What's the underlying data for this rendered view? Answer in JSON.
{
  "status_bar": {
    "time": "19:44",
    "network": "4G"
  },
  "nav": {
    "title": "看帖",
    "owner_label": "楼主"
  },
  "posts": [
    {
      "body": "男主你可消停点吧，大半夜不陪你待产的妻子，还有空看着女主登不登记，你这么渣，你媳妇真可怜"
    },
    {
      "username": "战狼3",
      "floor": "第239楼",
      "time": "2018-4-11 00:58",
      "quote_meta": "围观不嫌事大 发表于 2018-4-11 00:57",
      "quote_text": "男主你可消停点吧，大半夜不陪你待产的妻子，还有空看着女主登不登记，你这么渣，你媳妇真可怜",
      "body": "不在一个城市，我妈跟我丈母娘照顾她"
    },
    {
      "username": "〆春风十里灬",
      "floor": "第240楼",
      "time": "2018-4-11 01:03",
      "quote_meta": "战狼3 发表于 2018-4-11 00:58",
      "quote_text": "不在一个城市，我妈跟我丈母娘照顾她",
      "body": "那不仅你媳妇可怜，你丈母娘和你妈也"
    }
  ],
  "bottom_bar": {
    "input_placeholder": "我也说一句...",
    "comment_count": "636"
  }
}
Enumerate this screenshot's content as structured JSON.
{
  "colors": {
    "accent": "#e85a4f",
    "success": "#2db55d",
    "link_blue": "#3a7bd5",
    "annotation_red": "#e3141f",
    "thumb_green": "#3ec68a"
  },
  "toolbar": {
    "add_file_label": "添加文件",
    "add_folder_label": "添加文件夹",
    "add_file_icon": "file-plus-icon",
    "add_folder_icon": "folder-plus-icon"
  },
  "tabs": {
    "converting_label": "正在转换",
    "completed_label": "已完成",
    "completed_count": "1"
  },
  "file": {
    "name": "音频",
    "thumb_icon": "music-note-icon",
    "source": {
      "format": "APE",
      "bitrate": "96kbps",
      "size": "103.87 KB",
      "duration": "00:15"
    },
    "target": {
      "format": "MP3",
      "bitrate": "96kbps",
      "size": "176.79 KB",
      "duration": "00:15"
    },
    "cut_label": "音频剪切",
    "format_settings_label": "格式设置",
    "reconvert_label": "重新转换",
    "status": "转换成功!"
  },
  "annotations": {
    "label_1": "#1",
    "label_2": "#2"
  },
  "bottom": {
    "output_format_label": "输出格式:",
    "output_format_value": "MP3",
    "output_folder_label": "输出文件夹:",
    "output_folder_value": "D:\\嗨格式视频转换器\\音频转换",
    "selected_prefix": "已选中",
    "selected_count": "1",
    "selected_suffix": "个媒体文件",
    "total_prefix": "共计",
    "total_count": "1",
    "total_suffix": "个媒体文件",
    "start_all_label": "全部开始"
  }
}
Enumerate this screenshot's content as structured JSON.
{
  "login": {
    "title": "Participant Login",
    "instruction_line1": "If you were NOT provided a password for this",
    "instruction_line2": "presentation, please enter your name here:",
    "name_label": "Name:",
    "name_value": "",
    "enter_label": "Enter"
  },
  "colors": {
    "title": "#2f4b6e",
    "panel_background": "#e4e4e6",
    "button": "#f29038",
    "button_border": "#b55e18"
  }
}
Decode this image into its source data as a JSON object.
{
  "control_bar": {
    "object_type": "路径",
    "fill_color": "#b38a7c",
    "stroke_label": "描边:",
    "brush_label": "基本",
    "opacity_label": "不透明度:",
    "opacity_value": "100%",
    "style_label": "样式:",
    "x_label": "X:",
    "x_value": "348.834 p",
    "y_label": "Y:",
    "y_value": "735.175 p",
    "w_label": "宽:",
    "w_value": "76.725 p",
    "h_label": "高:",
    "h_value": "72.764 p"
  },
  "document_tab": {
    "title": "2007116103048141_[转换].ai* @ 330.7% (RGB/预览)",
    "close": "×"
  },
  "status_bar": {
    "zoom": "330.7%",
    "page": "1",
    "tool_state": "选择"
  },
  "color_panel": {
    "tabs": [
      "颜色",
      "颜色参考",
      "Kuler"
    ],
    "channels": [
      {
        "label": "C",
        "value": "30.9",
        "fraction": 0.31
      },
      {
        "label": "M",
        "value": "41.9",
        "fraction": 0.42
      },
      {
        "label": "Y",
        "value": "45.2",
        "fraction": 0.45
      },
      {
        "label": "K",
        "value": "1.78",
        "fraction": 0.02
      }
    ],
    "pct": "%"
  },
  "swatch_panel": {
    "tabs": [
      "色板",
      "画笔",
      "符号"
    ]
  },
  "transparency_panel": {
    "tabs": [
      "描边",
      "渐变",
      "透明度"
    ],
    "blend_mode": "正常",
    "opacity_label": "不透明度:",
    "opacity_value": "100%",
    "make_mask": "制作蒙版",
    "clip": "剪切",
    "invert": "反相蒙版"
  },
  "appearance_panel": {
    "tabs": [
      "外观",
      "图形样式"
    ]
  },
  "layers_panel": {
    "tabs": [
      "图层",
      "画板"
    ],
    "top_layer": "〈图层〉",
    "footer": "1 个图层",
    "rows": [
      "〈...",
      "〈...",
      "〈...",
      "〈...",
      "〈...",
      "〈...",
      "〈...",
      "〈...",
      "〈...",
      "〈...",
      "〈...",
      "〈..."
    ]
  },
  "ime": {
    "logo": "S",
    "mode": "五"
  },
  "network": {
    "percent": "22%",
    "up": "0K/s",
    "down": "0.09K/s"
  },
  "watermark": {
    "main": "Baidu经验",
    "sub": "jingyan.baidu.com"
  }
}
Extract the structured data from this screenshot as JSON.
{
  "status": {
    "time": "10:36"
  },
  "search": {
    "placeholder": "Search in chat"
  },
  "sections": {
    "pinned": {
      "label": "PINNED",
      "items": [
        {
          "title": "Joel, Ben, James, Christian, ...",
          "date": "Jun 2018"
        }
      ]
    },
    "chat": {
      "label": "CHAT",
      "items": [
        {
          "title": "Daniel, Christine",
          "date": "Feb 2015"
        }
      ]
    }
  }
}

——

**GOAL:**
Set down each entry again, unchanged.

**RESULT:**
What's the underlying data for this rendered view? Answer in JSON.
{
  "status_bar": {
    "time": "19:44",
    "network": "4G"
  },
  "nav": {
    "title": "看帖",
    "owner_label": "楼主"
  },
  "posts": [
    {
      "body": "男主你可消停点吧，大半夜不陪你待产的妻子，还有空看着女主登不登记，你这么渣，你媳妇真可怜"
    },
    {
      "username": "战狼3",
      "floor": "第239楼",
      "time": "2018-4-11 00:58",
      "quote_meta": "围观不嫌事大 发表于 2018-4-11 00:57",
      "quote_text": "男主你可消停点吧，大半夜不陪你待产的妻子，还有空看着女主登不登记，你这么渣，你媳妇真可怜",
      "body": "不在一个城市，我妈跟我丈母娘照顾她"
    },
    {
      "username": "〆春风十里灬",
      "floor": "第240楼",
      "time": "2018-4-11 01:03",
      "quote_meta": "战狼3 发表于 2018-4-11 00:58",
      "quote_text": "不在一个城市，我妈跟我丈母娘照顾她",
      "body": "那不仅你媳妇可怜，你丈母娘和你妈也"
    }
  ],
  "bottom_bar": {
    "input_placeholder": "我也说一句...",
    "comment_count": "636"
  }
}
Enumerate this screenshot's content as structured JSON.
{
  "colors": {
    "accent": "#e85a4f",
    "success": "#2db55d",
    "link_blue": "#3a7bd5",
    "annotation_red": "#e3141f",
    "thumb_green": "#3ec68a"
  },
  "toolbar": {
    "add_file_label": "添加文件",
    "add_folder_label": "添加文件夹",
    "add_file_icon": "file-plus-icon",
    "add_folder_icon": "folder-plus-icon"
  },
  "tabs": {
    "converting_label": "正在转换",
    "completed_label": "已完成",
    "completed_count": "1"
  },
  "file": {
    "name": "音频",
    "thumb_icon": "music-note-icon",
    "source": {
      "format": "APE",
      "bitrate": "96kbps",
      "size": "103.87 KB",
      "duration": "00:15"
    },
    "target": {
      "format": "MP3",
      "bitrate": "96kbps",
      "size": "176.79 KB",
      "duration": "00:15"
    },
    "cut_label": "音频剪切",
    "format_settings_label": "格式设置",
    "reconvert_label": "重新转换",
    "status": "转换成功!"
  },
  "annotations": {
    "label_1": "#1",
    "label_2": "#2"
  },
  "bottom": {
    "output_format_label": "输出格式:",
    "output_format_value": "MP3",
    "output_folder_label": "输出文件夹:",
    "output_folder_value": "D:\\嗨格式视频转换器\\音频转换",
    "selected_prefix": "已选中",
    "selected_count": "1",
    "selected_suffix": "个媒体文件",
    "total_prefix": "共计",
    "total_count": "1",
    "total_suffix": "个媒体文件",
    "start_all_label": "全部开始"
  }
}
Enumerate this screenshot's content as structured JSON.
{
  "login": {
    "title": "Participant Login",
    "instruction_line1": "If you were NOT provided a password for this",
    "instruction_line2": "presentation, please enter your name here:",
    "name_label": "Name:",
    "name_value": "",
    "enter_label": "Enter"
  },
  "colors": {
    "title": "#2f4b6e",
    "panel_background": "#e4e4e6",
    "button": "#f29038",
    "button_border": "#b55e18"
  }
}
Decode this image into its source data as a JSON object.
{
  "control_bar": {
    "object_type": "路径",
    "fill_color": "#b38a7c",
    "stroke_label": "描边:",
    "brush_label": "基本",
    "opacity_label": "不透明度:",
    "opacity_value": "100%",
    "style_label": "样式:",
    "x_label": "X:",
    "x_value": "348.834 p",
    "y_label": "Y:",
    "y_value": "735.175 p",
    "w_label": "宽:",
    "w_value": "76.725 p",
    "h_label": "高:",
    "h_value": "72.764 p"
  },
  "document_tab": {
    "title": "2007116103048141_[转换].ai* @ 330.7% (RGB/预览)",
    "close": "×"
  },
  "status_bar": {
    "zoom": "330.7%",
    "page": "1",
    "tool_state": "选择"
  },
  "color_panel": {
    "tabs": [
      "颜色",
      "颜色参考",
      "Kuler"
    ],
    "channels": [
      {
        "label": "C",
        "value": "30.9",
        "fraction": 0.31
      },
      {
        "label": "M",
        "value": "41.9",
        "fraction": 0.42
      },
      {
        "label": "Y",
        "value": "45.2",
        "fraction": 0.45
      },
      {
        "label": "K",
        "value": "1.78",
        "fraction": 0.02
      }
    ],
    "pct": "%"
  },
  "swatch_panel": {
    "tabs": [
      "色板",
      "画笔",
      "符号"
    ]
  },
  "transparency_panel": {
    "tabs": [
      "描边",
      "渐变",
      "透明度"
    ],
    "blend_mode": "正常",
    "opacity_label": "不透明度:",
    "opacity_value": "100%",
    "make_mask": "制作蒙版",
    "clip": "剪切",
    "invert": "反相蒙版"
  },
  "appearance_panel": {
    "tabs": [
      "外观",
      "图形样式"
    ]
  },
  "layers_panel": {
    "tabs": [
      "图层",
      "画板"
    ],
    "top_layer": "〈图层〉",
    "footer": "1 个图层",
    "rows": [
      "〈...",
      "〈...",
      "〈...",
      "〈...",
      "〈...",
      "〈...",
      "〈...",
      "〈...",
      "〈...",
      "〈...",
      "〈...",
      "〈..."
    ]
  },
  "ime": {
    "logo": "S",
    "mode": "五"
  },
  "network": {
    "percent": "22%",
    "up": "0K/s",
    "down": "0.09K/s"
  },
  "watermark": {
    "main": "Baidu经验",
    "sub": "jingyan.baidu.com"
  }
}
Extract the structured data from this screenshot as JSON.
{
  "status": {
    "time": "10:36"
  },
  "search": {
    "placeholder": "Search in chat"
  },
  "sections": {
    "pinned": {
      "label": "PINNED",
      "items": [
        {
          "title": "Joel, Ben, James, Christian, ...",
          "date": "Jun 2018"
        }
      ]
    },
    "chat": {
      "label": "CHAT",
      "items": [
        {
          "title": "Daniel, Christine",
          "date": "Feb 2015"
        }
      ]
    }
  }
}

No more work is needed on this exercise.